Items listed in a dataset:
+===+

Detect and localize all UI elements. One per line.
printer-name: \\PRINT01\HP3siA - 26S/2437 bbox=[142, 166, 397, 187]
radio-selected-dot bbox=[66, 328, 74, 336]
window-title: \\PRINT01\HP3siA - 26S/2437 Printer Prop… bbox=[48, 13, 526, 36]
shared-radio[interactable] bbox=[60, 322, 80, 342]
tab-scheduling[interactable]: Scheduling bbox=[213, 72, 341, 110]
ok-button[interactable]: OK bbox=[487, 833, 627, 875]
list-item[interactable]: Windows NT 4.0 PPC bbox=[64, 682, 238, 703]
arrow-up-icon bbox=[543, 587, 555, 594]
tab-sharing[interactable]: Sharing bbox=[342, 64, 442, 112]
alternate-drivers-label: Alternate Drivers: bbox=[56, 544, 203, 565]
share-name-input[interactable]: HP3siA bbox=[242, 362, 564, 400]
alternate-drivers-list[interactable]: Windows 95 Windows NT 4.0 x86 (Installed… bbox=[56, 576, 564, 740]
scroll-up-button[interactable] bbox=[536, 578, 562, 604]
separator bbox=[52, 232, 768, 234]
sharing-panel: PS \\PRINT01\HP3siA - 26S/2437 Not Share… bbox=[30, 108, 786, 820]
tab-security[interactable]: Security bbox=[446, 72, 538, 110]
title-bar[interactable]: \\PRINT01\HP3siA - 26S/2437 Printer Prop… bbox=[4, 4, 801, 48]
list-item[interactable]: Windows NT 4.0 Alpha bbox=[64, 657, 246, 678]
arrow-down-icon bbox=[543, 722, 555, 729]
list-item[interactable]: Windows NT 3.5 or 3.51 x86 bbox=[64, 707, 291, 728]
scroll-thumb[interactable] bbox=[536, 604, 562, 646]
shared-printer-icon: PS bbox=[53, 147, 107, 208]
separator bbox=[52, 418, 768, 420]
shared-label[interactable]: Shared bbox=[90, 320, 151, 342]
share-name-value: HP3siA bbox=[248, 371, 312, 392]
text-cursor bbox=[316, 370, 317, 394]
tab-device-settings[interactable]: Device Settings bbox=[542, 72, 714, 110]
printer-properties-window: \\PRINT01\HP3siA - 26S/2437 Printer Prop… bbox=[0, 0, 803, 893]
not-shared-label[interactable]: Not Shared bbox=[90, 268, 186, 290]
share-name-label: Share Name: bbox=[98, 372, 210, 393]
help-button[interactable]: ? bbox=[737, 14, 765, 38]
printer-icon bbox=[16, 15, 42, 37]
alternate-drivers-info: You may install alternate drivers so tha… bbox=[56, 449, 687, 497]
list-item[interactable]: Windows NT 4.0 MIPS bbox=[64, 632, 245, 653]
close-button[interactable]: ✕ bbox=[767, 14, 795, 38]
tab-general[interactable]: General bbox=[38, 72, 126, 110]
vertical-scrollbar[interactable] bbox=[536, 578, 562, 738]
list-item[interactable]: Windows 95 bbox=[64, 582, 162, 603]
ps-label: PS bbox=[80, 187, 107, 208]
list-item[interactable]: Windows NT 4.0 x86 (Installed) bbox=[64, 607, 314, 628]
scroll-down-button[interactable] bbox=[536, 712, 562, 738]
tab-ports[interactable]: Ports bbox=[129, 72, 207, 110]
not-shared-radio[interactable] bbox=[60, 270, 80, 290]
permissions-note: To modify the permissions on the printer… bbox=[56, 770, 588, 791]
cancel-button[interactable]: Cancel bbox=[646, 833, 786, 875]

+===+

GIVEN EXERCISE: Turn the records into a Markdown table with the columns Row and Record line, starting at the first line and stopping after the line that contains "tab-device-settings[interactable]: Device Settings". Number each row and leave out blank lines.

RESPONSE TO THE EXERCISE:
| Row | Record line |
|---|---|
| 1 | Detect and localize all UI elements. One per line. |
| 2 | printer-name: \\PRINT01\HP3siA - 26S/2437 bbox=[142, 166, 397, 187] |
| 3 | radio-selected-dot bbox=[66, 328, 74, 336] |
| 4 | window-title: \\PRINT01\HP3siA - 26S/2437 Printer Prop… bbox=[48, 13, 526, 36] |
| 5 | shared-radio[interactable] bbox=[60, 322, 80, 342] |
| 6 | tab-scheduling[interactable]: Scheduling bbox=[213, 72, 341, 110] |
| 7 | ok-button[interactable]: OK bbox=[487, 833, 627, 875] |
| 8 | list-item[interactable]: Windows NT 4.0 PPC bbox=[64, 682, 238, 703] |
| 9 | arrow-up-icon bbox=[543, 587, 555, 594] |
| 10 | tab-sharing[interactable]: Sharing bbox=[342, 64, 442, 112] |
| 11 | alternate-drivers-label: Alternate Drivers: bbox=[56, 544, 203, 565] |
| 12 | share-name-input[interactable]: HP3siA bbox=[242, 362, 564, 400] |
| 13 | alternate-drivers-list[interactable]: Windows 95 Windows NT 4.0 x86 (Installed… bbox=[56, 576, 564, 740] |
| 14 | scroll-up-button[interactable] bbox=[536, 578, 562, 604] |
| 15 | separator bbox=[52, 232, 768, 234] |
| 16 | sharing-panel: PS \\PRINT01\HP3siA - 26S/2437 Not Share… bbox=[30, 108, 786, 820] |
| 17 | tab-security[interactable]: Security bbox=[446, 72, 538, 110] |
| 18 | title-bar[interactable]: \\PRINT01\HP3siA - 26S/2437 Printer Prop… bbox=[4, 4, 801, 48] |
| 19 | list-item[interactable]: Windows NT 4.0 Alpha bbox=[64, 657, 246, 678] |
| 20 | arrow-down-icon bbox=[543, 722, 555, 729] |
| 21 | list-item[interactable]: Windows NT 3.5 or 3.51 x86 bbox=[64, 707, 291, 728] |
| 22 | scroll-thumb[interactable] bbox=[536, 604, 562, 646] |
| 23 | shared-printer-icon: PS bbox=[53, 147, 107, 208] |
| 24 | separator bbox=[52, 418, 768, 420] |
| 25 | shared-label[interactable]: Shared bbox=[90, 320, 151, 342] |
| 26 | share-name-value: HP3siA bbox=[248, 371, 312, 392] |
| 27 | text-cursor bbox=[316, 370, 317, 394] |
| 28 | tab-device-settings[interactable]: Device Settings bbox=[542, 72, 714, 110] |